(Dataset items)
Start

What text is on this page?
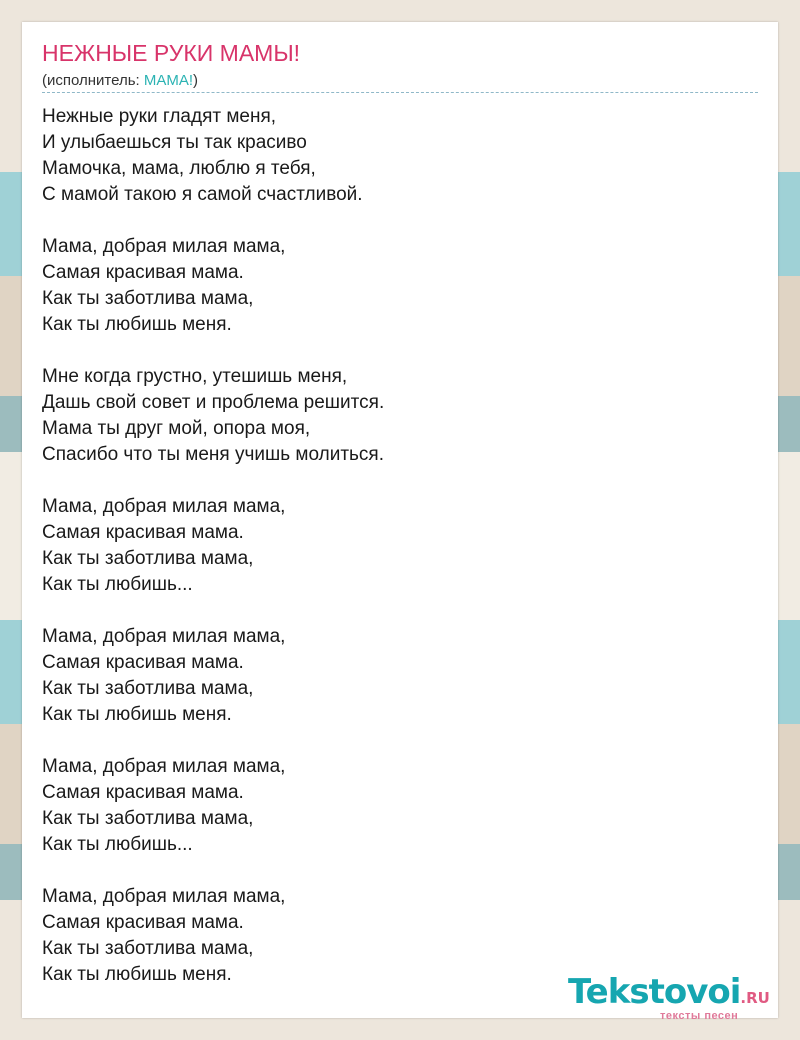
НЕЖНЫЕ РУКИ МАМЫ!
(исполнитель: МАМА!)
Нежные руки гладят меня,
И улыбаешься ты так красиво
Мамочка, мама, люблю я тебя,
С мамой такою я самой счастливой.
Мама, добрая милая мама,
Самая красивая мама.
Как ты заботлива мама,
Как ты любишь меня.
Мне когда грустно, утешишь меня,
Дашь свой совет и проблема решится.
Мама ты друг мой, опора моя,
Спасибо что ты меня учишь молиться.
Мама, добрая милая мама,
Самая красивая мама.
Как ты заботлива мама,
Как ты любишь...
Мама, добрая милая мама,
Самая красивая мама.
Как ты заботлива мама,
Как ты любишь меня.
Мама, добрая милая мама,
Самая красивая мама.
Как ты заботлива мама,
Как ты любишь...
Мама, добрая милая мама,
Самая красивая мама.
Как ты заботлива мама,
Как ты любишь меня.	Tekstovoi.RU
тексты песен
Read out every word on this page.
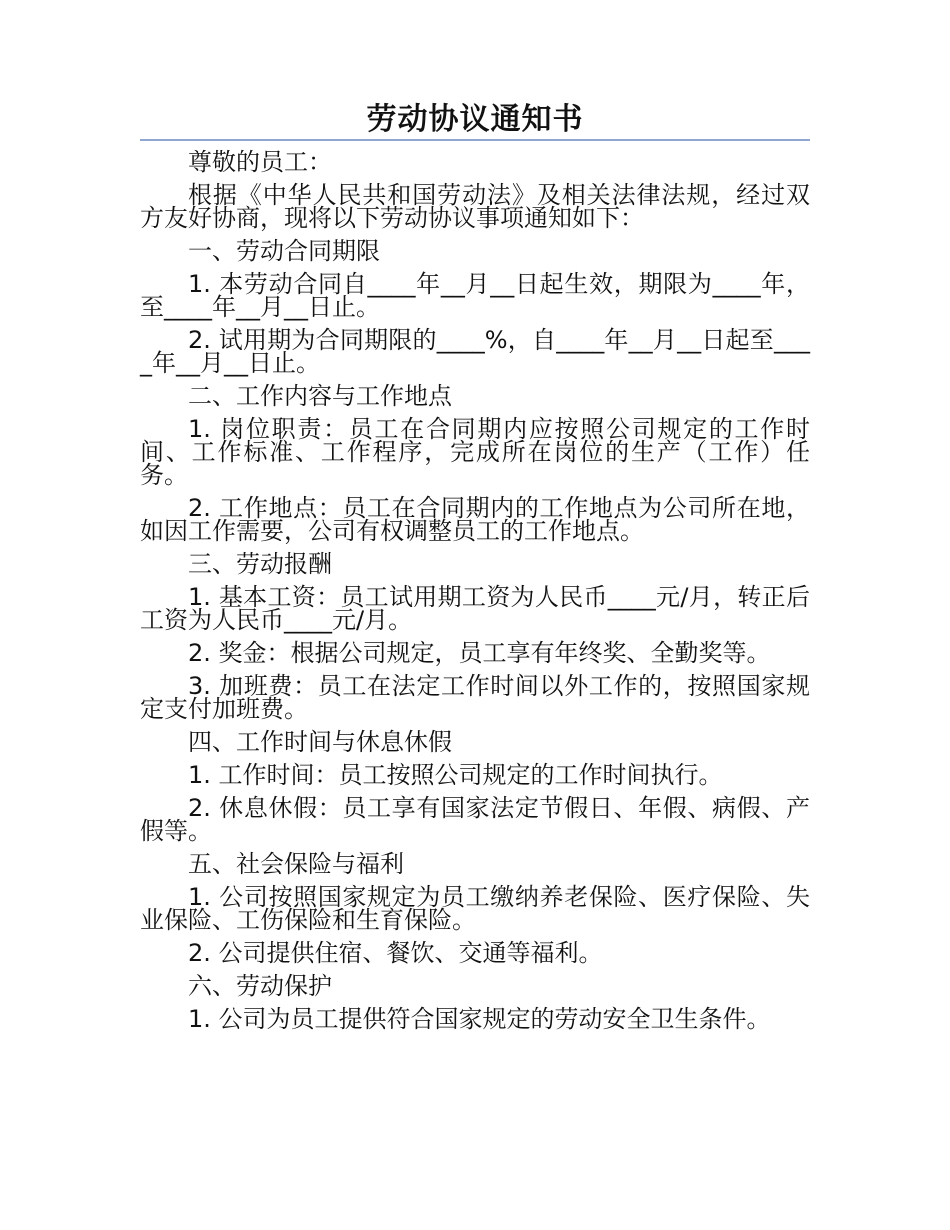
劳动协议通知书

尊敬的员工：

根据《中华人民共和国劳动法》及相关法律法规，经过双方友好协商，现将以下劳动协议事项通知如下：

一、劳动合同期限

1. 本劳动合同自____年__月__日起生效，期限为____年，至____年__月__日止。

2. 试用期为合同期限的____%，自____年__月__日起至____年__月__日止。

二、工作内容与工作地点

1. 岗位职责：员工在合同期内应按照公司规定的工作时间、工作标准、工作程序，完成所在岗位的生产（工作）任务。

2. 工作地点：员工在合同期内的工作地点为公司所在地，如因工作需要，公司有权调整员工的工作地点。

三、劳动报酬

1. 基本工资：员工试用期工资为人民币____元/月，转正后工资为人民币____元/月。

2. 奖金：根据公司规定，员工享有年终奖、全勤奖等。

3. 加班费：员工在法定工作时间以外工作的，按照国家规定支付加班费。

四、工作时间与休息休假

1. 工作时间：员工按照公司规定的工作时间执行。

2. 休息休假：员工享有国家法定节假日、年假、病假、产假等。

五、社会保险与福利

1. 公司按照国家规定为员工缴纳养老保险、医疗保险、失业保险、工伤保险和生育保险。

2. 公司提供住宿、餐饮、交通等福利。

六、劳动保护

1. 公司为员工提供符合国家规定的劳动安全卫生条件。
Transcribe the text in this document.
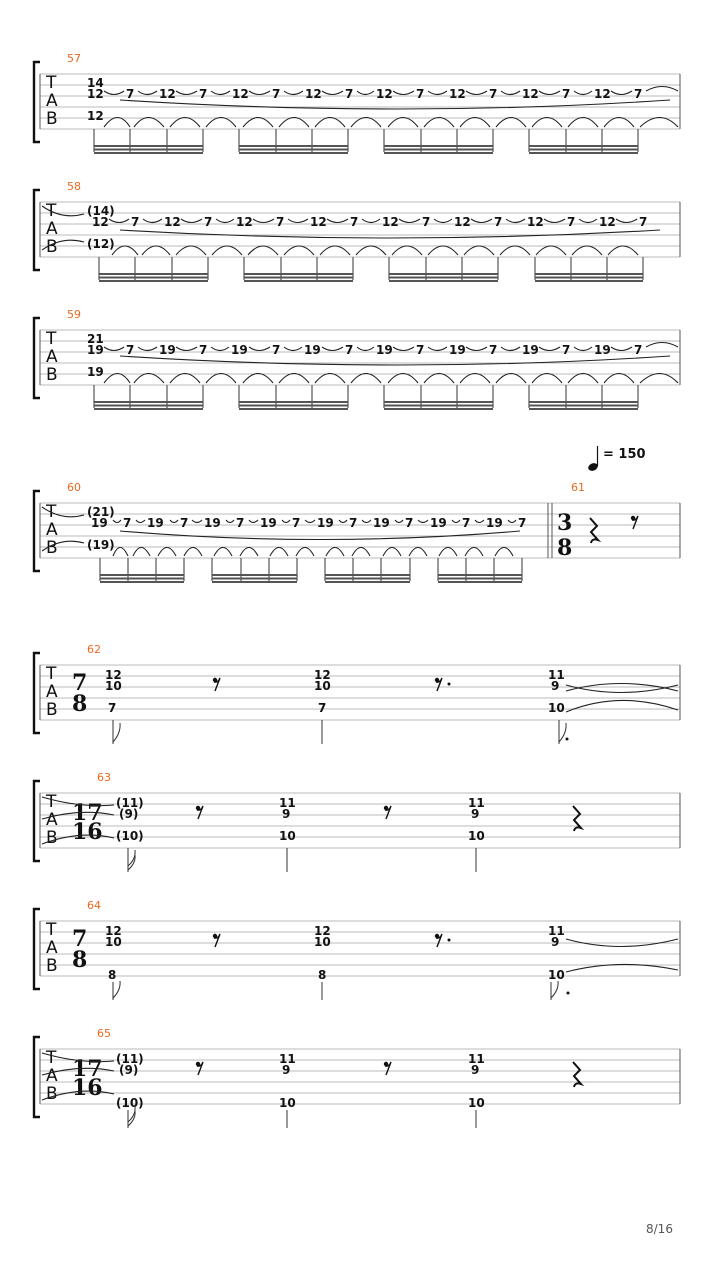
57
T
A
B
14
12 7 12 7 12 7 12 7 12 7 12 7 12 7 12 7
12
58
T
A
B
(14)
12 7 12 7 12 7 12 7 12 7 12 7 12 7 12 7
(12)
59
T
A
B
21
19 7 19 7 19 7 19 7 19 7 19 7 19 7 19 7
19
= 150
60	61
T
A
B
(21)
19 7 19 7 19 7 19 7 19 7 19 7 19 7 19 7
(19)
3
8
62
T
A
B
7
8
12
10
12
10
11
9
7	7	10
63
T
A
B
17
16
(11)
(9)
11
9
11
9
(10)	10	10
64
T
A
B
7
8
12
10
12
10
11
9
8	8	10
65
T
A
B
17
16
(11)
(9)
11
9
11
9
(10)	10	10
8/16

End
Start

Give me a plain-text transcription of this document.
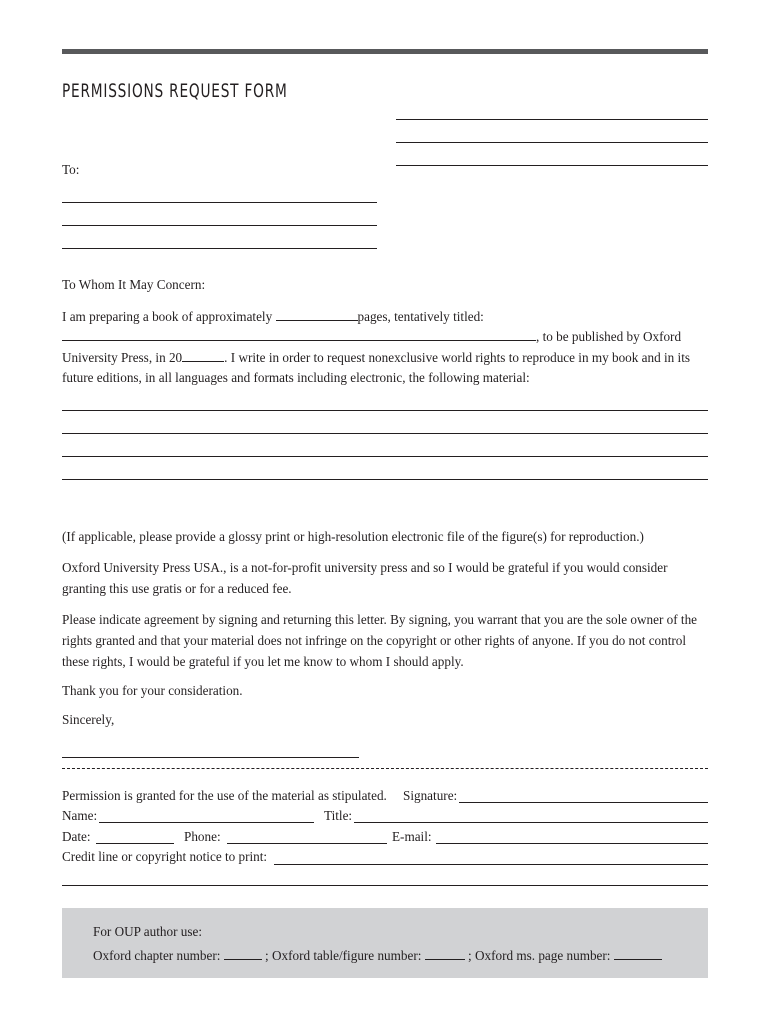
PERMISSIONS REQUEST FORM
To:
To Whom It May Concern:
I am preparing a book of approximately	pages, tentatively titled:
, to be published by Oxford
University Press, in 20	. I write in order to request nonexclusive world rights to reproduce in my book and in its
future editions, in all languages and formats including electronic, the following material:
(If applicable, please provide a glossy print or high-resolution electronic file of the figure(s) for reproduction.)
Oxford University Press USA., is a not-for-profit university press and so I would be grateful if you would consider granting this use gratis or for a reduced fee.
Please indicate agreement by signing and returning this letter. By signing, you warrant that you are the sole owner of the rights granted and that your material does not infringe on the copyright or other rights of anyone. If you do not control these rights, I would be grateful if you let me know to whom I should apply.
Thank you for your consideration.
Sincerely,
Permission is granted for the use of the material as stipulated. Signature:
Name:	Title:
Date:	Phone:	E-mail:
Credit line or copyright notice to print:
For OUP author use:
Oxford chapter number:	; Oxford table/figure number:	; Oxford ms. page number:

End

## Request
Whichever lines contain the string "granted", select and copy them.

## Task solution
Please indicate agreement by signing and returning this letter. By signing, you warrant that you are the sole owner of the rights granted and that your material does not infringe on the copyright or other rights of anyone. If you do not control these rights, I would be grateful if you let me know to whom I should apply.
Permission is granted for the use of the material as stipulated. Signature:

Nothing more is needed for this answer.